Reproduce the following material exactly, including every line.

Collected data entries
++++++++

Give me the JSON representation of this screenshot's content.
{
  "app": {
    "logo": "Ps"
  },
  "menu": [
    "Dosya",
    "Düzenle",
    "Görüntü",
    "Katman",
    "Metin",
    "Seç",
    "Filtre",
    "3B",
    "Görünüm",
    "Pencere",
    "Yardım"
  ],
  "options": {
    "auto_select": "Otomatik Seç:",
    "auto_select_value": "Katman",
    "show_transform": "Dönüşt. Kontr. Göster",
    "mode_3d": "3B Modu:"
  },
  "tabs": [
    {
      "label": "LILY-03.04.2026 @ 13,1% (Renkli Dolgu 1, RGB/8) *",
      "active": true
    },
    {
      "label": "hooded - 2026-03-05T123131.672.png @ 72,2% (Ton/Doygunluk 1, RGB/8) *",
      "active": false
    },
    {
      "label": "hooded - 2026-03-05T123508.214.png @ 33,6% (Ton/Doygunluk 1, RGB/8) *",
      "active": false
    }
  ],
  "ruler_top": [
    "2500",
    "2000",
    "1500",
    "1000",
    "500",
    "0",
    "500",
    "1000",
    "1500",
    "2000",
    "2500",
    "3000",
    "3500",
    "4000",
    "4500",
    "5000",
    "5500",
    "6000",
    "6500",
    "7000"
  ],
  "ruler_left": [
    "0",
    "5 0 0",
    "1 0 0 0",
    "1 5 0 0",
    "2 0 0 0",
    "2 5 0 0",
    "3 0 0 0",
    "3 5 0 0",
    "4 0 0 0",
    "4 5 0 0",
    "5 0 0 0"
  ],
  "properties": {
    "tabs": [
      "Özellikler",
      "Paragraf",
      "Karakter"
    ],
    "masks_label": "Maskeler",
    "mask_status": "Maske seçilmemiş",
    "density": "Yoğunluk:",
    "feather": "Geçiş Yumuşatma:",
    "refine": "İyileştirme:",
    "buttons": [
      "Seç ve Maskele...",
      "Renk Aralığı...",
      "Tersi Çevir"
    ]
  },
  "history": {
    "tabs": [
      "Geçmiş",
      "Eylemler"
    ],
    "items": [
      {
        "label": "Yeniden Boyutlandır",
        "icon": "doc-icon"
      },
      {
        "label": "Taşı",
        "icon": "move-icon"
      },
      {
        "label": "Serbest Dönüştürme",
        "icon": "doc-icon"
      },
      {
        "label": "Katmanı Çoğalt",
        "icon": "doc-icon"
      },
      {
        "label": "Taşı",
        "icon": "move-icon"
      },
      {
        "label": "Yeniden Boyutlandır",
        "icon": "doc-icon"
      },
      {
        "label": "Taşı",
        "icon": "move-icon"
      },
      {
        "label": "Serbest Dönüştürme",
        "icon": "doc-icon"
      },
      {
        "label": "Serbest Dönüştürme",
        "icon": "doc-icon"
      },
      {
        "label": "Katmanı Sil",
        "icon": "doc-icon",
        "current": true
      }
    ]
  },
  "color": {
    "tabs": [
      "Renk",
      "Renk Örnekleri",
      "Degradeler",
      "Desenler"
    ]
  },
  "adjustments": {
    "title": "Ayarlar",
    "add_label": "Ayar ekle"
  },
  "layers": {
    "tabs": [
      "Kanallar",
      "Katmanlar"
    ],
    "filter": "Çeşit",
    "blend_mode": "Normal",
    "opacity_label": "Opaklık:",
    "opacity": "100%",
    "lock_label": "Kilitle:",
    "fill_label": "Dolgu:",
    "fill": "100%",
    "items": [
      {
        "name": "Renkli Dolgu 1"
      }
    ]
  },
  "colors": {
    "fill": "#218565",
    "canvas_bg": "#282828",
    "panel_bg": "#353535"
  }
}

++++++++

EXERCISE ANSWER -
Give me the JSON representation of this screenshot's content.
{
  "app": {
    "logo": "Ps"
  },
  "menu": [
    "Dosya",
    "Düzenle",
    "Görüntü",
    "Katman",
    "Metin",
    "Seç",
    "Filtre",
    "3B",
    "Görünüm",
    "Pencere",
    "Yardım"
  ],
  "options": {
    "auto_select": "Otomatik Seç:",
    "auto_select_value": "Katman",
    "show_transform": "Dönüşt. Kontr. Göster",
    "mode_3d": "3B Modu:"
  },
  "tabs": [
    {
      "label": "LILY-03.04.2026 @ 13,1% (Renkli Dolgu 1, RGB/8) *",
      "active": true
    },
    {
      "label": "hooded - 2026-03-05T123131.672.png @ 72,2% (Ton/Doygunluk 1, RGB/8) *",
      "active": false
    },
    {
      "label": "hooded - 2026-03-05T123508.214.png @ 33,6% (Ton/Doygunluk 1, RGB/8) *",
      "active": false
    }
  ],
  "ruler_top": [
    "2500",
    "2000",
    "1500",
    "1000",
    "500",
    "0",
    "500",
    "1000",
    "1500",
    "2000",
    "2500",
    "3000",
    "3500",
    "4000",
    "4500",
    "5000",
    "5500",
    "6000",
    "6500",
    "7000"
  ],
  "ruler_left": [
    "0",
    "5 0 0",
    "1 0 0 0",
    "1 5 0 0",
    "2 0 0 0",
    "2 5 0 0",
    "3 0 0 0",
    "3 5 0 0",
    "4 0 0 0",
    "4 5 0 0",
    "5 0 0 0"
  ],
  "properties": {
    "tabs": [
      "Özellikler",
      "Paragraf",
      "Karakter"
    ],
    "masks_label": "Maskeler",
    "mask_status": "Maske seçilmemiş",
    "density": "Yoğunluk:",
    "feather": "Geçiş Yumuşatma:",
    "refine": "İyileştirme:",
    "buttons": [
      "Seç ve Maskele...",
      "Renk Aralığı...",
      "Tersi Çevir"
    ]
  },
  "history": {
    "tabs": [
      "Geçmiş",
      "Eylemler"
    ],
    "items": [
      {
        "label": "Yeniden Boyutlandır",
        "icon": "doc-icon"
      },
      {
        "label": "Taşı",
        "icon": "move-icon"
      },
      {
        "label": "Serbest Dönüştürme",
        "icon": "doc-icon"
      },
      {
        "label": "Katmanı Çoğalt",
        "icon": "doc-icon"
      },
      {
        "label": "Taşı",
        "icon": "move-icon"
      },
      {
        "label": "Yeniden Boyutlandır",
        "icon": "doc-icon"
      },
      {
        "label": "Taşı",
        "icon": "move-icon"
      },
      {
        "label": "Serbest Dönüştürme",
        "icon": "doc-icon"
      },
      {
        "label": "Serbest Dönüştürme",
        "icon": "doc-icon"
      },
      {
        "label": "Katmanı Sil",
        "icon": "doc-icon",
        "current": true
      }
    ]
  },
  "color": {
    "tabs": [
      "Renk",
      "Renk Örnekleri",
      "Degradeler",
      "Desenler"
    ]
  },
  "adjustments": {
    "title": "Ayarlar",
    "add_label": "Ayar ekle"
  },
  "layers": {
    "tabs": [
      "Kanallar",
      "Katmanlar"
    ],
    "filter": "Çeşit",
    "blend_mode": "Normal",
    "opacity_label": "Opaklık:",
    "opacity": "100%",
    "lock_label": "Kilitle:",
    "fill_label": "Dolgu:",
    "fill": "100%",
    "items": [
      {
        "name": "Renkli Dolgu 1"
      }
    ]
  },
  "colors": {
    "fill": "#218565",
    "canvas_bg": "#282828",
    "panel_bg": "#353535"
  }
}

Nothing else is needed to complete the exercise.